(AVAILABLE RECORDS):
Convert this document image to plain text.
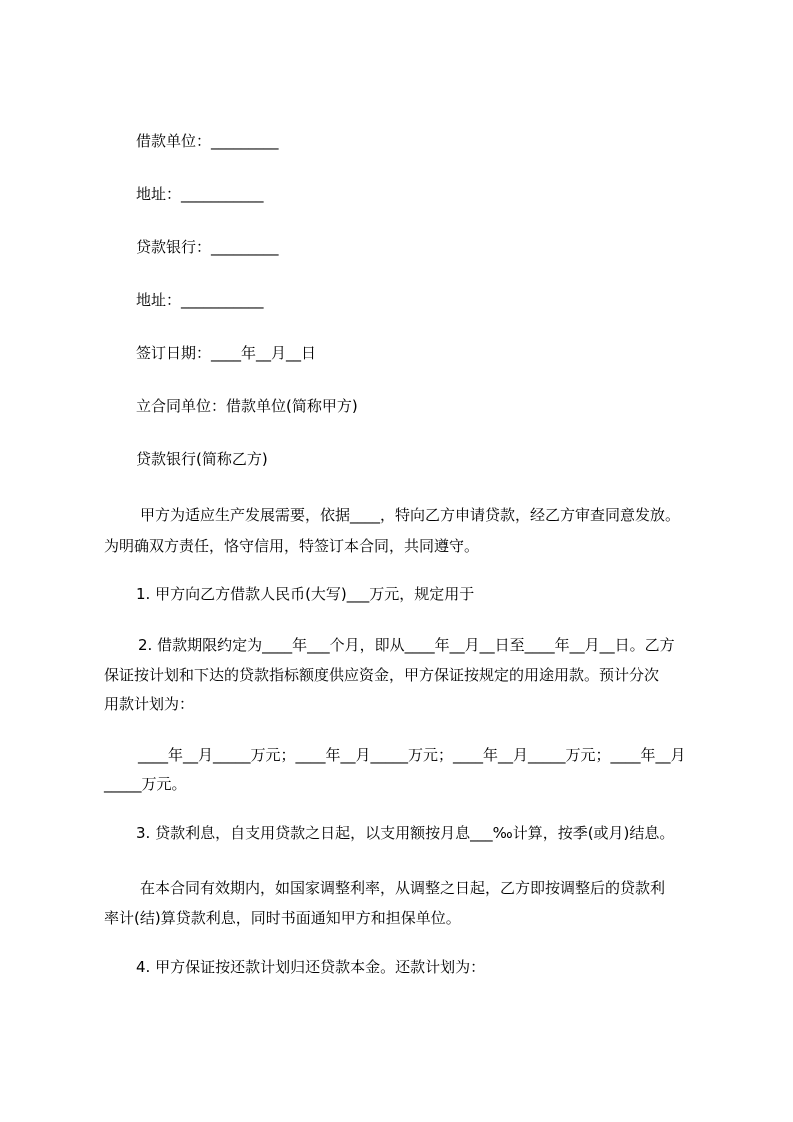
借款单位：_________
地址：___________
贷款银行：_________
地址：___________
签订日期：____年__月__日
立合同单位：借款单位(简称甲方)
贷款银行(简称乙方)
甲方为适应生产发展需要，依据____，特向乙方申请贷款，经乙方审查同意发放。
为明确双方责任，恪守信用，特签订本合同，共同遵守。
1. 甲方向乙方借款人民币(大写)___万元，规定用于
2. 借款期限约定为____年___个月，即从____年__月__日至____年__月__日。乙方
保证按计划和下达的贷款指标额度供应资金，甲方保证按规定的用途用款。预计分次
用款计划为：
____年__月_____万元；____年__月_____万元；____年__月_____万元；____年__月
_____万元。
3. 贷款利息，自支用贷款之日起，以支用额按月息___‰计算，按季(或月)结息。
在本合同有效期内，如国家调整利率，从调整之日起，乙方即按调整后的贷款利
率计(结)算贷款利息，同时书面通知甲方和担保单位。
4. 甲方保证按还款计划归还贷款本金。还款计划为：
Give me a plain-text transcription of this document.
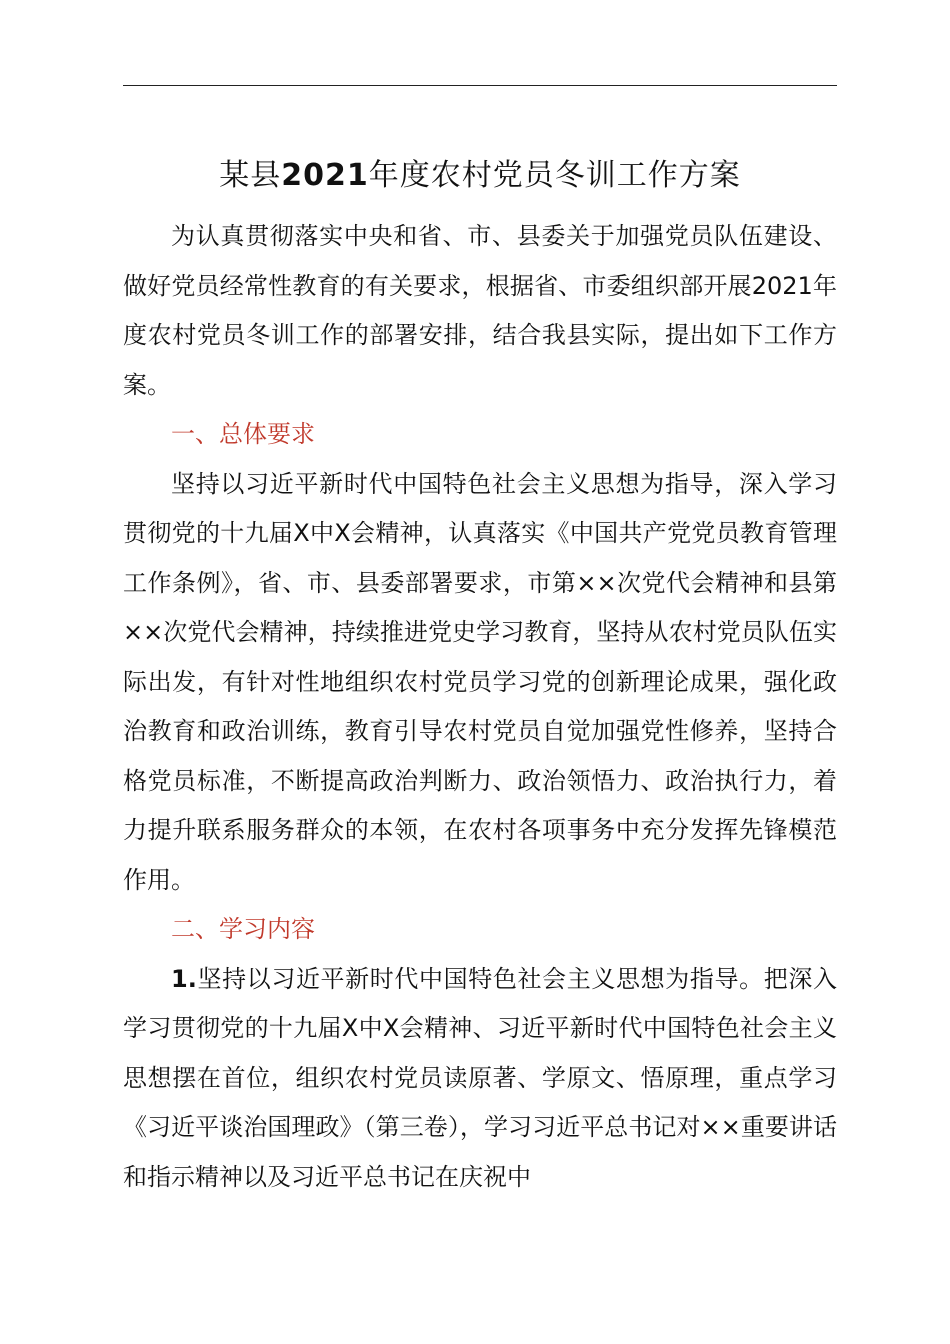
某县2021年度农村党员冬训工作方案

为认真贯彻落实中央和省、市、县委关于加强党员队伍建设、做好党员经常性教育的有关要求，根据省、市委组织部开展2021年度农村党员冬训工作的部署安排，结合我县实际，提出如下工作方案。

一、总体要求

坚持以习近平新时代中国特色社会主义思想为指导，深入学习贯彻党的十九届X中X会精神，认真落实《中国共产党党员教育管理工作条例》，省、市、县委部署要求，市第××次党代会精神和县第××次党代会精神，持续推进党史学习教育，坚持从农村党员队伍实际出发，有针对性地组织农村党员学习党的创新理论成果，强化政治教育和政治训练，教育引导农村党员自觉加强党性修养，坚持合格党员标准，不断提高政治判断力、政治领悟力、政治执行力，着力提升联系服务群众的本领，在农村各项事务中充分发挥先锋模范作用。

二、学习内容

1.坚持以习近平新时代中国特色社会主义思想为指导。把深入学习贯彻党的十九届X中X会精神、习近平新时代中国特色社会主义思想摆在首位，组织农村党员读原著、学原文、悟原理，重点学习《习近平谈治国理政》（第三卷），学习习近平总书记对××重要讲话和指示精神以及习近平总书记在庆祝中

(YOUR INSTRUCTIONS):
Copy nothing outside the span: please output the lines from the one with "Give me a plain-text" through the end of the entries above, and skip the pictures.

(SOLUTION):
Give me a plain-text transcription of this document.
某县2021年度农村党员冬训工作方案

为认真贯彻落实中央和省、市、县委关于加强党员队伍建设、做好党员经常性教育的有关要求，根据省、市委组织部开展2021年度农村党员冬训工作的部署安排，结合我县实际，提出如下工作方案。

一、总体要求

坚持以习近平新时代中国特色社会主义思想为指导，深入学习贯彻党的十九届X中X会精神，认真落实《中国共产党党员教育管理工作条例》，省、市、县委部署要求，市第××次党代会精神和县第××次党代会精神，持续推进党史学习教育，坚持从农村党员队伍实际出发，有针对性地组织农村党员学习党的创新理论成果，强化政治教育和政治训练，教育引导农村党员自觉加强党性修养，坚持合格党员标准，不断提高政治判断力、政治领悟力、政治执行力，着力提升联系服务群众的本领，在农村各项事务中充分发挥先锋模范作用。

二、学习内容

1.坚持以习近平新时代中国特色社会主义思想为指导。把深入学习贯彻党的十九届X中X会精神、习近平新时代中国特色社会主义思想摆在首位，组织农村党员读原著、学原文、悟原理，重点学习《习近平谈治国理政》（第三卷），学习习近平总书记对××重要讲话和指示精神以及习近平总书记在庆祝中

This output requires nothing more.